● **Directive**
Retype the records below exactly as they appear, but leave out any pictures.

▼

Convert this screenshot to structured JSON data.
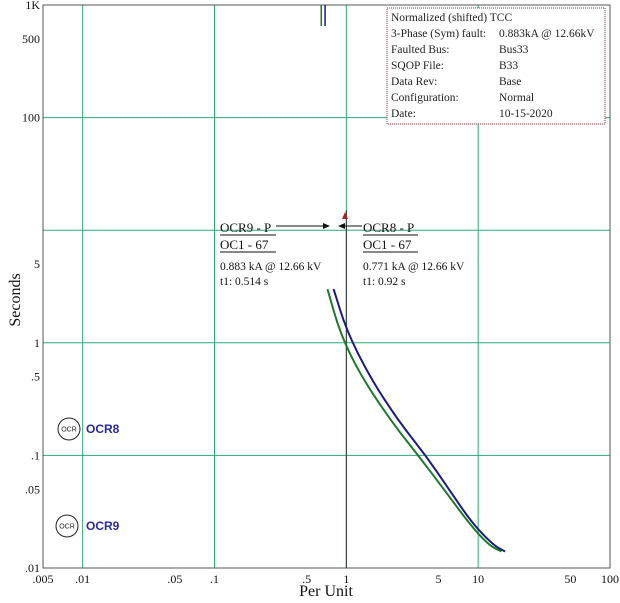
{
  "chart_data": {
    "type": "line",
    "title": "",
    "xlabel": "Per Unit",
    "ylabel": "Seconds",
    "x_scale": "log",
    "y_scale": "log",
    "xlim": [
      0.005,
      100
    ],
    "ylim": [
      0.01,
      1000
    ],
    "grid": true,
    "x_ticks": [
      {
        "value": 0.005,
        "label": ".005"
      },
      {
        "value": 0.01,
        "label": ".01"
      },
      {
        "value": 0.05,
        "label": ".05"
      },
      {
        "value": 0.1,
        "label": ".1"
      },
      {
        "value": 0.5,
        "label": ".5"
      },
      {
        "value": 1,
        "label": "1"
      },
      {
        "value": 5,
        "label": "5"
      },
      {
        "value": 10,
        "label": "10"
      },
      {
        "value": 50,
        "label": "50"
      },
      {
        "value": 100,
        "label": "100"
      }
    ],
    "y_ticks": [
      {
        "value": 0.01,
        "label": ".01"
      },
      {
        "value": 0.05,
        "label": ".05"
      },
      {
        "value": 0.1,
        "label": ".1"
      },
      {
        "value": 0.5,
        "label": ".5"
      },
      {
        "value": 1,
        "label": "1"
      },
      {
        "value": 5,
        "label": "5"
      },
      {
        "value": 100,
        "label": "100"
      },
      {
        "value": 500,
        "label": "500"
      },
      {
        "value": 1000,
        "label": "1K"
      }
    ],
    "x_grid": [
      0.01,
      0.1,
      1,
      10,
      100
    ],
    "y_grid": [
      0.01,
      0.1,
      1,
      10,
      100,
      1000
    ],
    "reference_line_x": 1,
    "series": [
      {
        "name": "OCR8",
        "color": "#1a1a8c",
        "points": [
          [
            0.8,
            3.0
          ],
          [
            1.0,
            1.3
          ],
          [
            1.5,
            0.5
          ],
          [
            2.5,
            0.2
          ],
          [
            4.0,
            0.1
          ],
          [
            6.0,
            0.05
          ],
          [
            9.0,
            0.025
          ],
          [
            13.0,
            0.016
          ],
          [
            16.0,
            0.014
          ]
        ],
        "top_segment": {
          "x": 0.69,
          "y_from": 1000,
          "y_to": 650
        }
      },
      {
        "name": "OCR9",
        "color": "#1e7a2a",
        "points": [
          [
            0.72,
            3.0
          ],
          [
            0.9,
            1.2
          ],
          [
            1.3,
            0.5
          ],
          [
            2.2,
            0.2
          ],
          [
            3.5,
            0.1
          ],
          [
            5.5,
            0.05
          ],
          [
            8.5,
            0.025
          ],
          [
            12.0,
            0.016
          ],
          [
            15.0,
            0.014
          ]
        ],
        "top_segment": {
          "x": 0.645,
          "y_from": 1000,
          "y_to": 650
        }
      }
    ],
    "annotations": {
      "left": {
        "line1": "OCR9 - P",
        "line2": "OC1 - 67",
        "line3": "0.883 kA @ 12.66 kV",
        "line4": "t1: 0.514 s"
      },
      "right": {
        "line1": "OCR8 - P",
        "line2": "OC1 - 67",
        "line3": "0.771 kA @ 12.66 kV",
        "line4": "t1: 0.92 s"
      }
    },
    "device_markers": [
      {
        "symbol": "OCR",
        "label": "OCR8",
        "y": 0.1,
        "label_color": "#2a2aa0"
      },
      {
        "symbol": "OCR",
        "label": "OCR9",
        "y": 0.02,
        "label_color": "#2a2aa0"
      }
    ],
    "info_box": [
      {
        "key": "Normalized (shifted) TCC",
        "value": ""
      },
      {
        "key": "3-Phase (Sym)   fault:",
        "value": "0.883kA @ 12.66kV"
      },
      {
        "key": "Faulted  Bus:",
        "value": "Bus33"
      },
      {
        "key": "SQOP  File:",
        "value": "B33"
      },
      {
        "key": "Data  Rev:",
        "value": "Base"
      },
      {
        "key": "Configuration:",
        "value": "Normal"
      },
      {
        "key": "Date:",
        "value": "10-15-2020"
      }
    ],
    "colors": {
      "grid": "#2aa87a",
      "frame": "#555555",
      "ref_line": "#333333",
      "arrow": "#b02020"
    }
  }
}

▲

● **Written answer**
Convert this screenshot to structured JSON data.
{
  "chart_data": {
    "type": "line",
    "title": "",
    "xlabel": "Per Unit",
    "ylabel": "Seconds",
    "x_scale": "log",
    "y_scale": "log",
    "xlim": [
      0.005,
      100
    ],
    "ylim": [
      0.01,
      1000
    ],
    "grid": true,
    "x_ticks": [
      {
        "value": 0.005,
        "label": ".005"
      },
      {
        "value": 0.01,
        "label": ".01"
      },
      {
        "value": 0.05,
        "label": ".05"
      },
      {
        "value": 0.1,
        "label": ".1"
      },
      {
        "value": 0.5,
        "label": ".5"
      },
      {
        "value": 1,
        "label": "1"
      },
      {
        "value": 5,
        "label": "5"
      },
      {
        "value": 10,
        "label": "10"
      },
      {
        "value": 50,
        "label": "50"
      },
      {
        "value": 100,
        "label": "100"
      }
    ],
    "y_ticks": [
      {
        "value": 0.01,
        "label": ".01"
      },
      {
        "value": 0.05,
        "label": ".05"
      },
      {
        "value": 0.1,
        "label": ".1"
      },
      {
        "value": 0.5,
        "label": ".5"
      },
      {
        "value": 1,
        "label": "1"
      },
      {
        "value": 5,
        "label": "5"
      },
      {
        "value": 100,
        "label": "100"
      },
      {
        "value": 500,
        "label": "500"
      },
      {
        "value": 1000,
        "label": "1K"
      }
    ],
    "x_grid": [
      0.01,
      0.1,
      1,
      10,
      100
    ],
    "y_grid": [
      0.01,
      0.1,
      1,
      10,
      100,
      1000
    ],
    "reference_line_x": 1,
    "series": [
      {
        "name": "OCR8",
        "color": "#1a1a8c",
        "points": [
          [
            0.8,
            3.0
          ],
          [
            1.0,
            1.3
          ],
          [
            1.5,
            0.5
          ],
          [
            2.5,
            0.2
          ],
          [
            4.0,
            0.1
          ],
          [
            6.0,
            0.05
          ],
          [
            9.0,
            0.025
          ],
          [
            13.0,
            0.016
          ],
          [
            16.0,
            0.014
          ]
        ],
        "top_segment": {
          "x": 0.69,
          "y_from": 1000,
          "y_to": 650
        }
      },
      {
        "name": "OCR9",
        "color": "#1e7a2a",
        "points": [
          [
            0.72,
            3.0
          ],
          [
            0.9,
            1.2
          ],
          [
            1.3,
            0.5
          ],
          [
            2.2,
            0.2
          ],
          [
            3.5,
            0.1
          ],
          [
            5.5,
            0.05
          ],
          [
            8.5,
            0.025
          ],
          [
            12.0,
            0.016
          ],
          [
            15.0,
            0.014
          ]
        ],
        "top_segment": {
          "x": 0.645,
          "y_from": 1000,
          "y_to": 650
        }
      }
    ],
    "annotations": {
      "left": {
        "line1": "OCR9 - P",
        "line2": "OC1 - 67",
        "line3": "0.883 kA @ 12.66 kV",
        "line4": "t1: 0.514 s"
      },
      "right": {
        "line1": "OCR8 - P",
        "line2": "OC1 - 67",
        "line3": "0.771 kA @ 12.66 kV",
        "line4": "t1: 0.92 s"
      }
    },
    "device_markers": [
      {
        "symbol": "OCR",
        "label": "OCR8",
        "y": 0.1,
        "label_color": "#2a2aa0"
      },
      {
        "symbol": "OCR",
        "label": "OCR9",
        "y": 0.02,
        "label_color": "#2a2aa0"
      }
    ],
    "info_box": [
      {
        "key": "Normalized (shifted) TCC",
        "value": ""
      },
      {
        "key": "3-Phase (Sym)   fault:",
        "value": "0.883kA @ 12.66kV"
      },
      {
        "key": "Faulted  Bus:",
        "value": "Bus33"
      },
      {
        "key": "SQOP  File:",
        "value": "B33"
      },
      {
        "key": "Data  Rev:",
        "value": "Base"
      },
      {
        "key": "Configuration:",
        "value": "Normal"
      },
      {
        "key": "Date:",
        "value": "10-15-2020"
      }
    ],
    "colors": {
      "grid": "#2aa87a",
      "frame": "#555555",
      "ref_line": "#333333",
      "arrow": "#b02020"
    }
  }
}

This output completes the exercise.